Data entries for graphics:
• • • • •

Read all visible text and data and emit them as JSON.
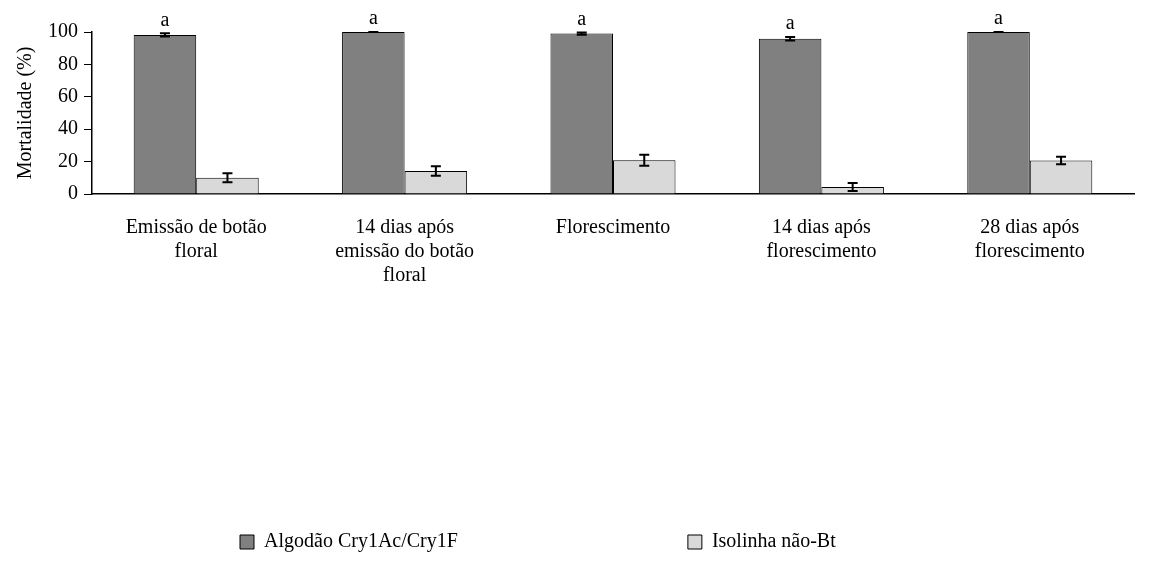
{
  "chart_data": {
    "type": "bar",
    "ylabel": "Mortalidade (%)",
    "categories": [
      "Emissão de botão floral",
      "14 dias após emissão do botão floral",
      "Florescimento",
      "14 dias após florescimento",
      "28 dias após florescimento"
    ],
    "series": [
      {
        "name": "Algodão Cry1Ac/Cry1F",
        "color": "#808080",
        "values": [
          98.2,
          100,
          99,
          95.8,
          100
        ],
        "errors": [
          1,
          0,
          0.7,
          1.1,
          0
        ]
      },
      {
        "name": "Isolinha não-Bt",
        "color": "#d9d9d9",
        "values": [
          10,
          14.2,
          20.9,
          4.3,
          20.7
        ],
        "errors": [
          2.8,
          3,
          3.4,
          2.5,
          2.3
        ]
      }
    ],
    "ylim": [
      0,
      100
    ],
    "yticks": [
      0,
      20,
      40,
      60,
      80,
      100
    ],
    "grid": false,
    "legend": "bottom",
    "annotations": [
      {
        "text": "a",
        "x": "Emissão de botão floral",
        "y": 98.2
      },
      {
        "text": "a",
        "x": "14 dias após emissão do botão floral",
        "y": 100
      },
      {
        "text": "a",
        "x": "Florescimento",
        "y": 99
      },
      {
        "text": "a",
        "x": "14 dias após florescimento",
        "y": 95.8
      },
      {
        "text": "a",
        "x": "28 dias após florescimento",
        "y": 100
      }
    ]
  }
}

• • • • •

#### [Task]
Only the number is wanted: how many lines contain the string "name"?

#### [Final answer]
2